Data entries:
+++++

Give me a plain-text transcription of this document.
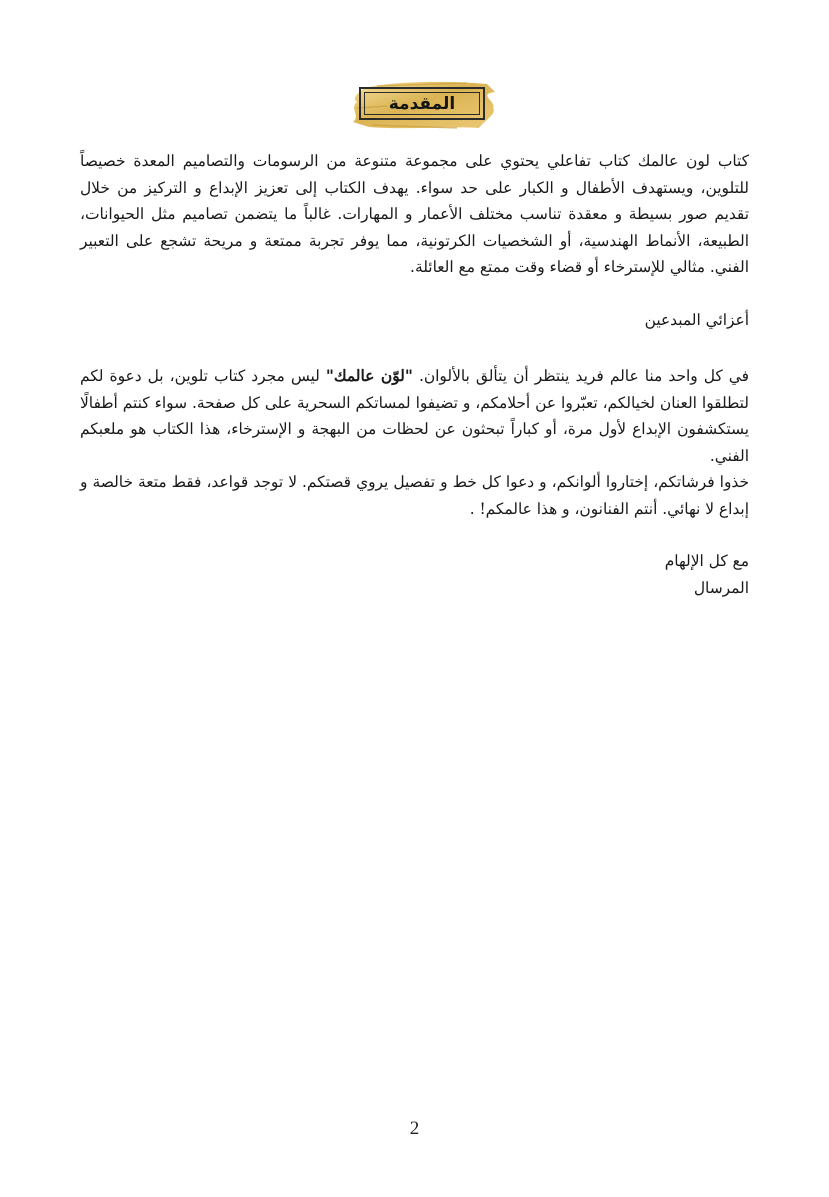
المقدمة

كتاب لون عالمك كتاب تفاعلي يحتوي على مجموعة متنوعة من الرسومات والتصاميم المعدة خصيصاً للتلوين، ويستهدف الأطفال و الكبار على حد سواء. يهدف الكتاب إلى تعزيز الإبداع و التركيز من خلال تقديم صور بسيطة و معقدة تناسب مختلف الأعمار و المهارات. غالباً ما يتضمن تصاميم مثل الحيوانات، الطبيعة، الأنماط الهندسية، أو الشخصيات الكرتونية، مما يوفر تجربة ممتعة و مريحة تشجع على التعبير الفني. مثالي للإسترخاء أو قضاء وقت ممتع مع العائلة.

أعزائي المبدعين

في كل واحد منا عالم فريد ينتظر أن يتألق بالألوان. "لوّن عالمك" ليس مجرد كتاب تلوين، بل دعوة لكم لتطلقوا العنان لخيالكم، تعبّروا عن أحلامكم، و تضيفوا لمساتكم السحرية على كل صفحة. سواء كنتم أطفالًا يستكشفون الإبداع لأول مرة، أو كباراً تبحثون عن لحظات من البهجة و الإسترخاء، هذا الكتاب هو ملعبكم الفني.

خذوا فرشاتكم، إختاروا ألوانكم، و دعوا كل خط و تفصيل يروي قصتكم. لا توجد قواعد، فقط متعة خالصة و إبداع لا نهائي. أنتم الفنانون، و هذا عالمكم! .

مع كل الإلهام

المرسال

2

+++++

EXERCISE DIRECTIONS: Retype the whole listing exactly and leave the pictures out.

WRITTEN ANSWER:
Give me a plain-text transcription of this document.
المقدمة

كتاب لون عالمك كتاب تفاعلي يحتوي على مجموعة متنوعة من الرسومات والتصاميم المعدة خصيصاً للتلوين، ويستهدف الأطفال و الكبار على حد سواء. يهدف الكتاب إلى تعزيز الإبداع و التركيز من خلال تقديم صور بسيطة و معقدة تناسب مختلف الأعمار و المهارات. غالباً ما يتضمن تصاميم مثل الحيوانات، الطبيعة، الأنماط الهندسية، أو الشخصيات الكرتونية، مما يوفر تجربة ممتعة و مريحة تشجع على التعبير الفني. مثالي للإسترخاء أو قضاء وقت ممتع مع العائلة.

أعزائي المبدعين

في كل واحد منا عالم فريد ينتظر أن يتألق بالألوان. "لوّن عالمك" ليس مجرد كتاب تلوين، بل دعوة لكم لتطلقوا العنان لخيالكم، تعبّروا عن أحلامكم، و تضيفوا لمساتكم السحرية على كل صفحة. سواء كنتم أطفالًا يستكشفون الإبداع لأول مرة، أو كباراً تبحثون عن لحظات من البهجة و الإسترخاء، هذا الكتاب هو ملعبكم الفني.

خذوا فرشاتكم، إختاروا ألوانكم، و دعوا كل خط و تفصيل يروي قصتكم. لا توجد قواعد، فقط متعة خالصة و إبداع لا نهائي. أنتم الفنانون، و هذا عالمكم! .

مع كل الإلهام

المرسال

2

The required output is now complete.